:: Work to be completed ::
Return the material exactly as supplied, apart from the pictures, which are omitted.

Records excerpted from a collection

Start

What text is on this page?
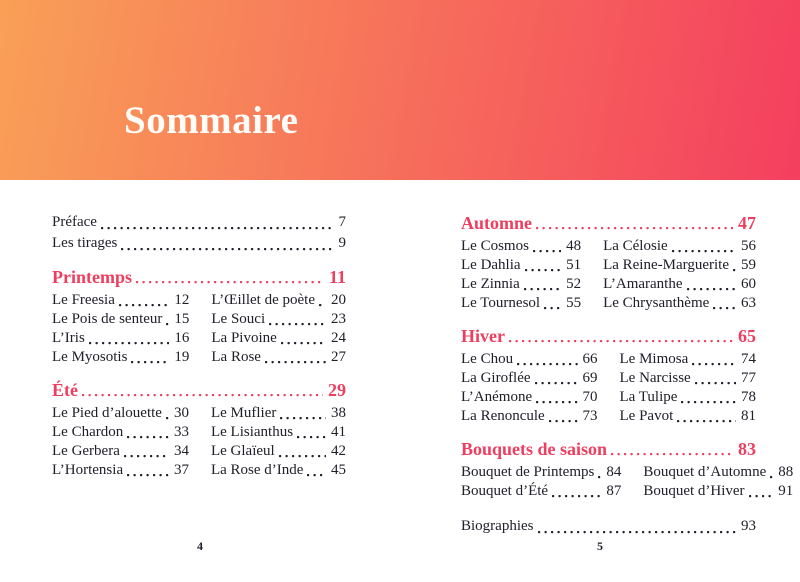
Sommaire
Préface	7
Les tirages	9
Printemps	11
Le Freesia	12
Le Pois de senteur 15
L’Iris	16
Le Myosotis	19
L’Œillet de poète 20
Le Souci	23
La Pivoine	24
La Rose	27
Été	29
Le Pied d’alouette 30
Le Chardon	33
Le Gerbera	34
L’Hortensia	37
Le Muflier	38
Le Lisianthus	41
Le Glaïeul	42
La Rose d’Inde 45
Automne	47
Le Cosmos 48
Le Dahlia	51
Le Zinnia	52
Le Tournesol 55
La Célosie	56
La Reine-Marguerite 59
L’Amaranthe	60
Le Chrysanthème 63
Hiver	65
Le Chou	66
La Giroflée	69
L’Anémone	70
La Renoncule	73
Le Mimosa	74
Le Narcisse	77
La Tulipe	78
Le Pavot	81
Bouquets de saison	83
Bouquet de Printemps 84
Bouquet d’Été	87
Bouquet d’Automne 88
Bouquet d’Hiver 91
Biographies	93
4	5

End

:: Result for this task ::
What text is on this page?
Sommaire
Préface	7
Les tirages	9
Printemps	11
Le Freesia	12
Le Pois de senteur 15
L’Iris	16
Le Myosotis	19
L’Œillet de poète 20
Le Souci	23
La Pivoine	24
La Rose	27
Été	29
Le Pied d’alouette 30
Le Chardon	33
Le Gerbera	34
L’Hortensia	37
Le Muflier	38
Le Lisianthus	41
Le Glaïeul	42
La Rose d’Inde 45
Automne	47
Le Cosmos 48
Le Dahlia	51
Le Zinnia	52
Le Tournesol 55
La Célosie	56
La Reine-Marguerite 59
L’Amaranthe	60
Le Chrysanthème 63
Hiver	65
Le Chou	66
La Giroflée	69
L’Anémone	70
La Renoncule	73
Le Mimosa	74
Le Narcisse	77
La Tulipe	78
Le Pavot	81
Bouquets de saison	83
Bouquet de Printemps 84
Bouquet d’Été	87
Bouquet d’Automne 88
Bouquet d’Hiver 91
Biographies	93
4	5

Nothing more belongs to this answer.